▶ **Description of the task**: Gather up the lines that contain "month".

>> start Data supplied

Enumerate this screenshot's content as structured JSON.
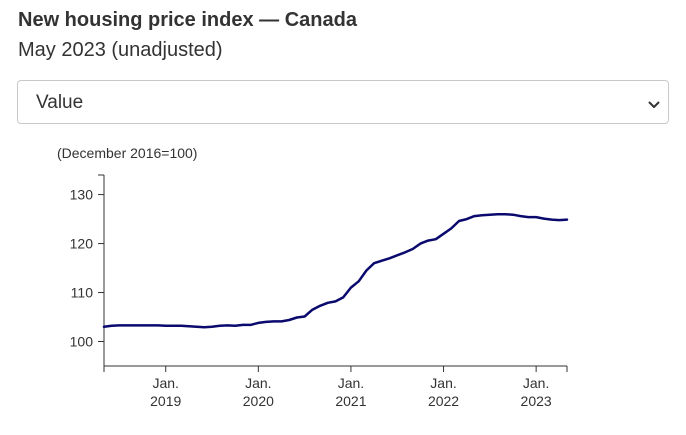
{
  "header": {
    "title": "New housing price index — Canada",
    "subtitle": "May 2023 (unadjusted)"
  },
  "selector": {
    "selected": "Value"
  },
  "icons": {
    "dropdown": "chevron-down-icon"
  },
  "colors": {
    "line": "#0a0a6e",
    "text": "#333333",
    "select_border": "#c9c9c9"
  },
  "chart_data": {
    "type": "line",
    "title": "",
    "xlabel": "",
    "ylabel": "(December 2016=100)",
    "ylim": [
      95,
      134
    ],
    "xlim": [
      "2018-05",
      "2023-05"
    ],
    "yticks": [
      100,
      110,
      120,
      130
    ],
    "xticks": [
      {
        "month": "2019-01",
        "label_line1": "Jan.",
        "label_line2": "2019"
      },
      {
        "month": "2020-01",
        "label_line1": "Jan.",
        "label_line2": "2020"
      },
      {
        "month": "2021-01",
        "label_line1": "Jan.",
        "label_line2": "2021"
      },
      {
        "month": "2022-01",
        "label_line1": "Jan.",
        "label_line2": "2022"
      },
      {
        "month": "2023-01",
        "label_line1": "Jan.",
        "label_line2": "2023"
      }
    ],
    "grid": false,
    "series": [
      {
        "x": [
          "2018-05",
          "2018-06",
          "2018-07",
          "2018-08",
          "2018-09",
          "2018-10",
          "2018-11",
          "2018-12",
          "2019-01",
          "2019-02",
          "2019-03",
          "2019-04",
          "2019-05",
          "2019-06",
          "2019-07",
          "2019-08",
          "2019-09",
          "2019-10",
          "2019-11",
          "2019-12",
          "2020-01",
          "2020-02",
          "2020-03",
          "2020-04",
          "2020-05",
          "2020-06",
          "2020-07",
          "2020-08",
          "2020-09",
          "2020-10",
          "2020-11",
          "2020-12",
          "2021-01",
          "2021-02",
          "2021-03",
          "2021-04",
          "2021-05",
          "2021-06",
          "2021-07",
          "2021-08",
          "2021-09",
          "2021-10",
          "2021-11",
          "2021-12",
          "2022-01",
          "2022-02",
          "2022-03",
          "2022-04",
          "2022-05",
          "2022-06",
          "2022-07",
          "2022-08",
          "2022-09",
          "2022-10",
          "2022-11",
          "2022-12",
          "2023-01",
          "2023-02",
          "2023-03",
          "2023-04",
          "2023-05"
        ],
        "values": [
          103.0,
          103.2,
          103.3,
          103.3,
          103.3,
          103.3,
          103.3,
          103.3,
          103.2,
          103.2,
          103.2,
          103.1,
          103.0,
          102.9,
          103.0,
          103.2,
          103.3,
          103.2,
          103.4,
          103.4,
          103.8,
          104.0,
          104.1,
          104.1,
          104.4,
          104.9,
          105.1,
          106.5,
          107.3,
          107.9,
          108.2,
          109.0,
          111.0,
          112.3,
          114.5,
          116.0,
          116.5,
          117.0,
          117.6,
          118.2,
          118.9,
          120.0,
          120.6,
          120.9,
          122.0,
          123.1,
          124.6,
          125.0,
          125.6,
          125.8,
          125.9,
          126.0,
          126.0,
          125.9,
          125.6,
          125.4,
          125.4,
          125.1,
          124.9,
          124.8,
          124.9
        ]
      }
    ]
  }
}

>> end Data supplied
>> start Data supplied

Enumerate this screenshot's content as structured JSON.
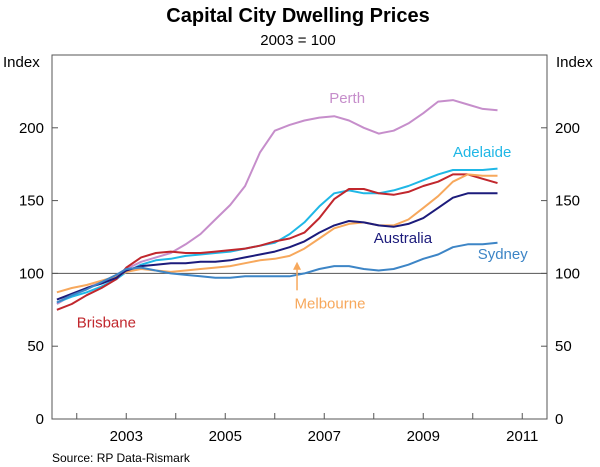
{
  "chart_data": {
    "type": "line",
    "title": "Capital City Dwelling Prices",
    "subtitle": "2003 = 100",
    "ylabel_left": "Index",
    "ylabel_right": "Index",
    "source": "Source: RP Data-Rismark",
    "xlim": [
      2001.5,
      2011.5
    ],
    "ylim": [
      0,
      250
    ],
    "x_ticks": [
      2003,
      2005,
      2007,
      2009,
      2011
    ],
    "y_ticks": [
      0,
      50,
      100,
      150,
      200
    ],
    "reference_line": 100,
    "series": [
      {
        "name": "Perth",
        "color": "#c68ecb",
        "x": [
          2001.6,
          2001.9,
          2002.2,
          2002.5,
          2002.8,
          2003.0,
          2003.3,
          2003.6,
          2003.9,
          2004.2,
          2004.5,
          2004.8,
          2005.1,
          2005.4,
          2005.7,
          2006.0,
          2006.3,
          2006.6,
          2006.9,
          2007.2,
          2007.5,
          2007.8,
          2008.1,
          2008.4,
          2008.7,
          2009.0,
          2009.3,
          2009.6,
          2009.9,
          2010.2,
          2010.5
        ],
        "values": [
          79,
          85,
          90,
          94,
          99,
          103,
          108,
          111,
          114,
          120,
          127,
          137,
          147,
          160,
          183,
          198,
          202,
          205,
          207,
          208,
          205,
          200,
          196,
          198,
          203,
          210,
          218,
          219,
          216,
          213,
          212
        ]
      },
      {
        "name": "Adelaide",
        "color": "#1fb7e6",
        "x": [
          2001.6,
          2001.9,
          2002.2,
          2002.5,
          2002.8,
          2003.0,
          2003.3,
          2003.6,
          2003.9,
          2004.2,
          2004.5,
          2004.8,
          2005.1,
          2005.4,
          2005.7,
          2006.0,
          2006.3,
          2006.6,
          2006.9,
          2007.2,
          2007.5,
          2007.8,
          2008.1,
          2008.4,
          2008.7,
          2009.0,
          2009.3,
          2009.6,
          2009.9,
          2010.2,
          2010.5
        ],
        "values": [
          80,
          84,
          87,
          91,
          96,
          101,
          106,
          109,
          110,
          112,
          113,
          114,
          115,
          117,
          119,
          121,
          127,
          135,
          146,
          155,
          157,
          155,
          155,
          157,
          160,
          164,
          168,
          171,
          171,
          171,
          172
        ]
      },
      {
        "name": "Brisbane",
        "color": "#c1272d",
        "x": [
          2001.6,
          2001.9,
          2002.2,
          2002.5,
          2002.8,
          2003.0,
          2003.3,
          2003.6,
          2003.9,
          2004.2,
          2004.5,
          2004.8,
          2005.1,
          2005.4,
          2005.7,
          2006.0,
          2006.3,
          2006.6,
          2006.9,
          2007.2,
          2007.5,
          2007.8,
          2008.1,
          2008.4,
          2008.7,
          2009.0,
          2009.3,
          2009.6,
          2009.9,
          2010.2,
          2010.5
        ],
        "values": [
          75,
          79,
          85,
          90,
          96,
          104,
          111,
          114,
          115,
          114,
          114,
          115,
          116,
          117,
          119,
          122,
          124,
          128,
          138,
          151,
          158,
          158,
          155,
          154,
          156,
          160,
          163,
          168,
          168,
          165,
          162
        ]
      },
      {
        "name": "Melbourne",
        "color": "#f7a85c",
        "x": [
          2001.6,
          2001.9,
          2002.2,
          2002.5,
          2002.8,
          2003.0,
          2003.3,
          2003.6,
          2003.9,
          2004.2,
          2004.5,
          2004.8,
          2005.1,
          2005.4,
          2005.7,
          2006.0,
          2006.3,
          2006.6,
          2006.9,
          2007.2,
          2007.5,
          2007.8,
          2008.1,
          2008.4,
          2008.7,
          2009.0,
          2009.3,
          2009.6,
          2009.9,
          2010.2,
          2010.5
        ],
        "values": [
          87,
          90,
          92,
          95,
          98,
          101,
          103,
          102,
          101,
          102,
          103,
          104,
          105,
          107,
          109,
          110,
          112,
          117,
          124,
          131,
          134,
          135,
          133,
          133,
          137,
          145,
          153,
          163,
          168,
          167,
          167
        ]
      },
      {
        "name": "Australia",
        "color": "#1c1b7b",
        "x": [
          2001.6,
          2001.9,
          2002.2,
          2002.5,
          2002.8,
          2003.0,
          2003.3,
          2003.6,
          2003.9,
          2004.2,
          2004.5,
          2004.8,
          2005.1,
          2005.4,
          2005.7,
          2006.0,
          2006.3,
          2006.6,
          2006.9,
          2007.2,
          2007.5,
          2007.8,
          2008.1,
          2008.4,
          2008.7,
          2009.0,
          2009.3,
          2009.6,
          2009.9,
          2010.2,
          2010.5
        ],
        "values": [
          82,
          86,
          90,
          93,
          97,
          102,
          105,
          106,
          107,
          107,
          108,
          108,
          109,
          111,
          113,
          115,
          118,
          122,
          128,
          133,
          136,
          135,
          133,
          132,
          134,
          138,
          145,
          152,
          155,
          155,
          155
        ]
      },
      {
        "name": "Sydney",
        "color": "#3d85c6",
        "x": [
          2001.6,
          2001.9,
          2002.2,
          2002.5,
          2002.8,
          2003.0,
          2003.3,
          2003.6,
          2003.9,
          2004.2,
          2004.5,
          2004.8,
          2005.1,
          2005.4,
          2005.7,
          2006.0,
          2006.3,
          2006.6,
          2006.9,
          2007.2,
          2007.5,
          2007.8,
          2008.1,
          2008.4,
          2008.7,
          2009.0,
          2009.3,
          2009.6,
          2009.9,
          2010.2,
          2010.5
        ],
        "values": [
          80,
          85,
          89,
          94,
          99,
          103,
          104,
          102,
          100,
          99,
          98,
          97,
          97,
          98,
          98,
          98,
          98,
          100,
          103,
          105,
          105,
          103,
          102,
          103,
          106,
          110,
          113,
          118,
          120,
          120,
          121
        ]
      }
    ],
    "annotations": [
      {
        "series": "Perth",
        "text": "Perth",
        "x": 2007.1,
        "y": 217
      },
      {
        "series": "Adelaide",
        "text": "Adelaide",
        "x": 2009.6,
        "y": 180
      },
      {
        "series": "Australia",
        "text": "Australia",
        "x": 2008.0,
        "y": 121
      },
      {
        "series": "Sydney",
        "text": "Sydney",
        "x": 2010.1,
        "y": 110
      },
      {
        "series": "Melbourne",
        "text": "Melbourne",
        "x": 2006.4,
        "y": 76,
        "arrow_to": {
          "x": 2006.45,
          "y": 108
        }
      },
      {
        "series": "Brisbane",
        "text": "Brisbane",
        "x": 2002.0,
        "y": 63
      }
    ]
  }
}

>> end Data supplied

▶ **Answer to the exercise**:
        "month": "2019-01",
        "month": "2020-01",
        "month": "2021-01",
        "month": "2022-01",
        "month": "2023-01",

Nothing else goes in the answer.